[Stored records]
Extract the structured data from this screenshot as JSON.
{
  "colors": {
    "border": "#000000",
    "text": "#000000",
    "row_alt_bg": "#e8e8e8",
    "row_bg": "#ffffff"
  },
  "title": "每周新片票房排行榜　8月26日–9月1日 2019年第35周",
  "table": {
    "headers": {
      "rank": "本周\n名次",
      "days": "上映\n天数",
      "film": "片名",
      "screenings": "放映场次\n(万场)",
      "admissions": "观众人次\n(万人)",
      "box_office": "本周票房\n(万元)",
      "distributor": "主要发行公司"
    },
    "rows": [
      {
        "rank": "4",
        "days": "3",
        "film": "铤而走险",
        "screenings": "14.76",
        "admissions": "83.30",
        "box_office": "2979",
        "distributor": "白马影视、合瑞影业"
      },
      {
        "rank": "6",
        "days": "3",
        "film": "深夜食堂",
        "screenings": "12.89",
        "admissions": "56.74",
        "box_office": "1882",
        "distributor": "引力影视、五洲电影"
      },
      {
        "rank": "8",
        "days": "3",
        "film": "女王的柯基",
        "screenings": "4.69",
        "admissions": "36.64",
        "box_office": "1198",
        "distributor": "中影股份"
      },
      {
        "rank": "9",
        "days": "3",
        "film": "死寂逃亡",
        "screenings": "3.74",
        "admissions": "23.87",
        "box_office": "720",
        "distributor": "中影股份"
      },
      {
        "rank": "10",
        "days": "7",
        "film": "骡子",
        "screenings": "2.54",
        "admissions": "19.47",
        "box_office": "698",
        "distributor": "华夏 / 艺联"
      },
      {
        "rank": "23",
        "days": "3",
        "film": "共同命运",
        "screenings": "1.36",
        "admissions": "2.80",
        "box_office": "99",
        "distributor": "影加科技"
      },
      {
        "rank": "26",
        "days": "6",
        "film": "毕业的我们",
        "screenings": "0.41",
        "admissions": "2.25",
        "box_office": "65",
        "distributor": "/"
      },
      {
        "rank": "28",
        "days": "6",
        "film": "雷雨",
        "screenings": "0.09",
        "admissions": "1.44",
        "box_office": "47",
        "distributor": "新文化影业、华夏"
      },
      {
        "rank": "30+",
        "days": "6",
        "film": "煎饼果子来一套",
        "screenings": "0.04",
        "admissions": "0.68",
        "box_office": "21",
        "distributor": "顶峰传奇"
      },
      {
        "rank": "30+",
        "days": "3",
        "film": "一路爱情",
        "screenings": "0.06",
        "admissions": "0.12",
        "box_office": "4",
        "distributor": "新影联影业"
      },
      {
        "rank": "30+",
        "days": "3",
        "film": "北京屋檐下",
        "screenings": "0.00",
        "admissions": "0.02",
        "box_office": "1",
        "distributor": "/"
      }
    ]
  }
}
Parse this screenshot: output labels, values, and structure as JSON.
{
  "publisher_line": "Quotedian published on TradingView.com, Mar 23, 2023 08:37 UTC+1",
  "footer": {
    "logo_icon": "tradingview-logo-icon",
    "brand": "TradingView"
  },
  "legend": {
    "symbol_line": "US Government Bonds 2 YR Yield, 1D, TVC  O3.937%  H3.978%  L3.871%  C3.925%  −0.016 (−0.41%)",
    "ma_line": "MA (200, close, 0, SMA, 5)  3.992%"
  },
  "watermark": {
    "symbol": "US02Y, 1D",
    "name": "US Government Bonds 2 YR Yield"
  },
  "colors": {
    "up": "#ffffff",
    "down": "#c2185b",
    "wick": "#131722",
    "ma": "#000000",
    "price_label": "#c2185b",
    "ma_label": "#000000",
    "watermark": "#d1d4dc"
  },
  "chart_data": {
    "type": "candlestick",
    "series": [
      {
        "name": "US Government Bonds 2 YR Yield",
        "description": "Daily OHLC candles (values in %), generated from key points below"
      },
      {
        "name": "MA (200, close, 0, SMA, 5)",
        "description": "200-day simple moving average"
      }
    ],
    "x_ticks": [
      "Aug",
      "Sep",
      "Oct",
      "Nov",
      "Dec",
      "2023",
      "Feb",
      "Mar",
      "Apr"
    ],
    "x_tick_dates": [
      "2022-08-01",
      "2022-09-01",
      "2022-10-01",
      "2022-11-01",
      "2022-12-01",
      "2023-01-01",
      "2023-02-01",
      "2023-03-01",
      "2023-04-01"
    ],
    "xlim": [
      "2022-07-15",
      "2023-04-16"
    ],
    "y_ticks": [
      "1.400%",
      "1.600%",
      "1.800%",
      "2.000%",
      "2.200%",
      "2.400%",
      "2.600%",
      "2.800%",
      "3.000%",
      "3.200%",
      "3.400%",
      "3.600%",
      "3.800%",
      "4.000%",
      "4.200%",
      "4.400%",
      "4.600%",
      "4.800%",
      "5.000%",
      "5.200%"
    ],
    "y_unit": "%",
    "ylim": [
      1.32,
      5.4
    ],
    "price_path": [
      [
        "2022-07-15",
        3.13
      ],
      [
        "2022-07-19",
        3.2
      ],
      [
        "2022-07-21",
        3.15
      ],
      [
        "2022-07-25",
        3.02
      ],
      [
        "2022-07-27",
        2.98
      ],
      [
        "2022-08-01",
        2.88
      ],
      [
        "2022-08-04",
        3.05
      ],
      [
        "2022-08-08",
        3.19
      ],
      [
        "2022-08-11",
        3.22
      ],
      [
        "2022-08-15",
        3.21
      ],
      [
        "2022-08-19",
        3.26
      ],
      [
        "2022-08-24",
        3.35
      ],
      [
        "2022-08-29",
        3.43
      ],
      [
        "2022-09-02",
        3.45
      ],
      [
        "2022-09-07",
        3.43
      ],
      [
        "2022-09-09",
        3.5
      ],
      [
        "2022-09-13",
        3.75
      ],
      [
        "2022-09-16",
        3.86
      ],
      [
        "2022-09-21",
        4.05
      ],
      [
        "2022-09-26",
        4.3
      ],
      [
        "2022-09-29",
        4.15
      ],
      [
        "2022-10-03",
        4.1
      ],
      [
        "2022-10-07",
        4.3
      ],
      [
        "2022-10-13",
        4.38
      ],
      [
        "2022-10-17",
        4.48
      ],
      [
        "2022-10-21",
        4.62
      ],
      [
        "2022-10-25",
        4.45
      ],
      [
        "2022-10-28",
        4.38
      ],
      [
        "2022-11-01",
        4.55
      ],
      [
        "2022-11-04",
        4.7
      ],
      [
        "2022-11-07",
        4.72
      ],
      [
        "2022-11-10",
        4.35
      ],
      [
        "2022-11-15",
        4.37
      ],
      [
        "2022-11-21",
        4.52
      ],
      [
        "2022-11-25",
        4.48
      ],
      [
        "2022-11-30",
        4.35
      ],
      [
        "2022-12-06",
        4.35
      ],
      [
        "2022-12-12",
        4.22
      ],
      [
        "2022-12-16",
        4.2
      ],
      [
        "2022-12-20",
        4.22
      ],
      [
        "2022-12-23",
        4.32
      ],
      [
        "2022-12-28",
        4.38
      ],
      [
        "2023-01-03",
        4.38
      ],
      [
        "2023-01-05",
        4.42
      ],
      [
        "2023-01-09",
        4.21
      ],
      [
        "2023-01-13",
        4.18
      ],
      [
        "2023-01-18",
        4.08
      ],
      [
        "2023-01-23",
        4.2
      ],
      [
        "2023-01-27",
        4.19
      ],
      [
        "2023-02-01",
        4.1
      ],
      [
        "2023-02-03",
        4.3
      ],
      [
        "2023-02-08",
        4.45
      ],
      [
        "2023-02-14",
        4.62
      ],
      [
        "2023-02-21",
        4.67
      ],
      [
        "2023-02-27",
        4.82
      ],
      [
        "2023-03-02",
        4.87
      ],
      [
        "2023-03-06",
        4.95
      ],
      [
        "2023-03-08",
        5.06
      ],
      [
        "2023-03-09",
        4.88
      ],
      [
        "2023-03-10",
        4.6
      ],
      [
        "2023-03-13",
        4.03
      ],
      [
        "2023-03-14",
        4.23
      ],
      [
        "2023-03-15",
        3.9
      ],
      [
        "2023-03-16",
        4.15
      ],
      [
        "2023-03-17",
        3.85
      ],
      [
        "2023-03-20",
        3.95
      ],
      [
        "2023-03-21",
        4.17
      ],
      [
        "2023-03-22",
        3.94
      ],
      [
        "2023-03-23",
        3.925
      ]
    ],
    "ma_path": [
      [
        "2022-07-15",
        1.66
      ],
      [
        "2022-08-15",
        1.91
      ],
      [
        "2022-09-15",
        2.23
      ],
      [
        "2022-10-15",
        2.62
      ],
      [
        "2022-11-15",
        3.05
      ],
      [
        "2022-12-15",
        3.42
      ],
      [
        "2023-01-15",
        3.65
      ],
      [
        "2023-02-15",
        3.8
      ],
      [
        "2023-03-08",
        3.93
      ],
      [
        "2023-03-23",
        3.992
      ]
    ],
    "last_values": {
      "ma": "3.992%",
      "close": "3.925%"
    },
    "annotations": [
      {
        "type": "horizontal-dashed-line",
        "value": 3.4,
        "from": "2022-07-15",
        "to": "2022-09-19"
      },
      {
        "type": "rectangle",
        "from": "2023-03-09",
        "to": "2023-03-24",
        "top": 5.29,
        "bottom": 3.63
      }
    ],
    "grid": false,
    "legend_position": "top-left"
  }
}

* * *

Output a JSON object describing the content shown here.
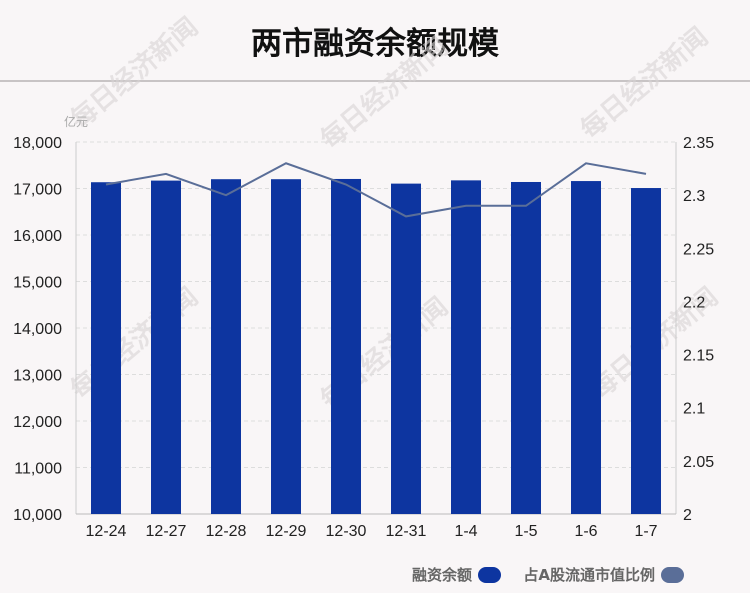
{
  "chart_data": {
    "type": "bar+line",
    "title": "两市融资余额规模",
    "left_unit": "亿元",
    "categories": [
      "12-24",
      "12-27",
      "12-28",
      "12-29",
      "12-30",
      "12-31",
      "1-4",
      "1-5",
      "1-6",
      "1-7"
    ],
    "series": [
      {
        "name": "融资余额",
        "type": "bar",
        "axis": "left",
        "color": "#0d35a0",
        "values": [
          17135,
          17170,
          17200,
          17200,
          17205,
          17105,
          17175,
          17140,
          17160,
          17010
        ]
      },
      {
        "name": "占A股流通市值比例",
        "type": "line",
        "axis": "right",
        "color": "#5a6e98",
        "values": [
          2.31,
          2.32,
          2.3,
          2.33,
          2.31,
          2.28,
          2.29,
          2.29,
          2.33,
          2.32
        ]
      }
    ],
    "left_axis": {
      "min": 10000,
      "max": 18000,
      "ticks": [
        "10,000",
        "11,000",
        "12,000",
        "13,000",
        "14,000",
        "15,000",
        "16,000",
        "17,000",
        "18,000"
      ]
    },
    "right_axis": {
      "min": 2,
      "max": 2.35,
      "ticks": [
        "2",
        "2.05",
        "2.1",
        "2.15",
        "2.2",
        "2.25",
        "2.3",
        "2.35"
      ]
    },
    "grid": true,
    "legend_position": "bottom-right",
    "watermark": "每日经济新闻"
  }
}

---

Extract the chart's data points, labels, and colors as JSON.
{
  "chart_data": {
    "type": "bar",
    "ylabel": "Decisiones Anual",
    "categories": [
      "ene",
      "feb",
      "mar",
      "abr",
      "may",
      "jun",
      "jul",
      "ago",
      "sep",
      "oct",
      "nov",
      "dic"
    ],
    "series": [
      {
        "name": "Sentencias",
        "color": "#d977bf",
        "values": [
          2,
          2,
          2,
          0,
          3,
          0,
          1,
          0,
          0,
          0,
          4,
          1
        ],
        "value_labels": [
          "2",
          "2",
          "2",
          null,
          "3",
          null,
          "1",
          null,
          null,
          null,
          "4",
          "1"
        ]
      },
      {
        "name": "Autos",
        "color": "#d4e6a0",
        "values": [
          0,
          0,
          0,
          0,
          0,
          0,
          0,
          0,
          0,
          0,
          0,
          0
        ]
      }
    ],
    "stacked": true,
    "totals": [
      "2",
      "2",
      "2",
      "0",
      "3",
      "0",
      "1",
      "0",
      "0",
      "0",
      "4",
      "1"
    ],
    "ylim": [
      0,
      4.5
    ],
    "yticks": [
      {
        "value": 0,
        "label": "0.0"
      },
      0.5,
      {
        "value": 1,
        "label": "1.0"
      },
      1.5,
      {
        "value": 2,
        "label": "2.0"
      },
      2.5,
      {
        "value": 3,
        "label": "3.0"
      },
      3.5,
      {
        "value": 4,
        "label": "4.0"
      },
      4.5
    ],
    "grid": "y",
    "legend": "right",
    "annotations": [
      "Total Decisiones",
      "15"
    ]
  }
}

◆ **Exercise brief**
Give the count of lines containing "from", with no added text.

◆ **Written solution**
4